→ **PROBLEM DETAILS**
Can the data below be set down again exactly, line for line?

#### MATERIALS PROVIDED ####

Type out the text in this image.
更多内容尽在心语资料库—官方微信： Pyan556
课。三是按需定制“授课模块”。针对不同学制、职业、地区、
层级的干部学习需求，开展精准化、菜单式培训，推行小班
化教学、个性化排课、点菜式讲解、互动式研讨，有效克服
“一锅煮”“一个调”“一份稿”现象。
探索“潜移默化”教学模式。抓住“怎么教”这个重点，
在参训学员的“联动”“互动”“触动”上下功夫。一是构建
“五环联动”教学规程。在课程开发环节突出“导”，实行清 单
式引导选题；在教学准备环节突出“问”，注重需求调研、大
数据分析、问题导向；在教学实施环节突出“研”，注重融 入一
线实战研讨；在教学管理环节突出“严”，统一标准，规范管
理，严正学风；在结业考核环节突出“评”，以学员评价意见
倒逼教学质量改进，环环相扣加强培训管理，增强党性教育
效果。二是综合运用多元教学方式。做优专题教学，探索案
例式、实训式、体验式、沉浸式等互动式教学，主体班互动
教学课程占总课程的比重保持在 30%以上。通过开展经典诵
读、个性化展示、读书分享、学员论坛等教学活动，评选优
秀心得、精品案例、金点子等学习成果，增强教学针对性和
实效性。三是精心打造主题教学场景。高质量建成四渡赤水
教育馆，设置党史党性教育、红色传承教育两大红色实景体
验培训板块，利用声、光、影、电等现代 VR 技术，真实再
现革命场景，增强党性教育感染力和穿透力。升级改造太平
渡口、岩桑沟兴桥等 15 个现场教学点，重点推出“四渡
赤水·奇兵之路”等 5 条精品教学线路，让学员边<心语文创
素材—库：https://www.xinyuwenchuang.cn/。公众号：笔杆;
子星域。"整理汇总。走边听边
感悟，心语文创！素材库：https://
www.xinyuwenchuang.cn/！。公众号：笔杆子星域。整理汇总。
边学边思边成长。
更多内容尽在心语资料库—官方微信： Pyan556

####

→ **EXERCISE SOLUTION**
Type out the text in this image.
更多内容尽在心语资料库—官方微信： Pyan556
课。三是按需定制“授课模块”。针对不同学制、职业、地区、
层级的干部学习需求，开展精准化、菜单式培训，推行小班
化教学、个性化排课、点菜式讲解、互动式研讨，有效克服
“一锅煮”“一个调”“一份稿”现象。
探索“潜移默化”教学模式。抓住“怎么教”这个重点，
在参训学员的“联动”“互动”“触动”上下功夫。一是构建
“五环联动”教学规程。在课程开发环节突出“导”，实行清 单
式引导选题；在教学准备环节突出“问”，注重需求调研、大
数据分析、问题导向；在教学实施环节突出“研”，注重融 入一
线实战研讨；在教学管理环节突出“严”，统一标准，规范管
理，严正学风；在结业考核环节突出“评”，以学员评价意见
倒逼教学质量改进，环环相扣加强培训管理，增强党性教育
效果。二是综合运用多元教学方式。做优专题教学，探索案
例式、实训式、体验式、沉浸式等互动式教学，主体班互动
教学课程占总课程的比重保持在 30%以上。通过开展经典诵
读、个性化展示、读书分享、学员论坛等教学活动，评选优
秀心得、精品案例、金点子等学习成果，增强教学针对性和
实效性。三是精心打造主题教学场景。高质量建成四渡赤水
教育馆，设置党史党性教育、红色传承教育两大红色实景体
验培训板块，利用声、光、影、电等现代 VR 技术，真实再
现革命场景，增强党性教育感染力和穿透力。升级改造太平
渡口、岩桑沟兴桥等 15 个现场教学点，重点推出“四渡
赤水·奇兵之路”等 5 条精品教学线路，让学员边<心语文创
素材—库：https://www.xinyuwenchuang.cn/。公众号：笔杆;
子星域。"整理汇总。走边听边
感悟，心语文创！素材库：https://
www.xinyuwenchuang.cn/！。公众号：笔杆子星域。整理汇总。
边学边思边成长。
更多内容尽在心语资料库—官方微信： Pyan556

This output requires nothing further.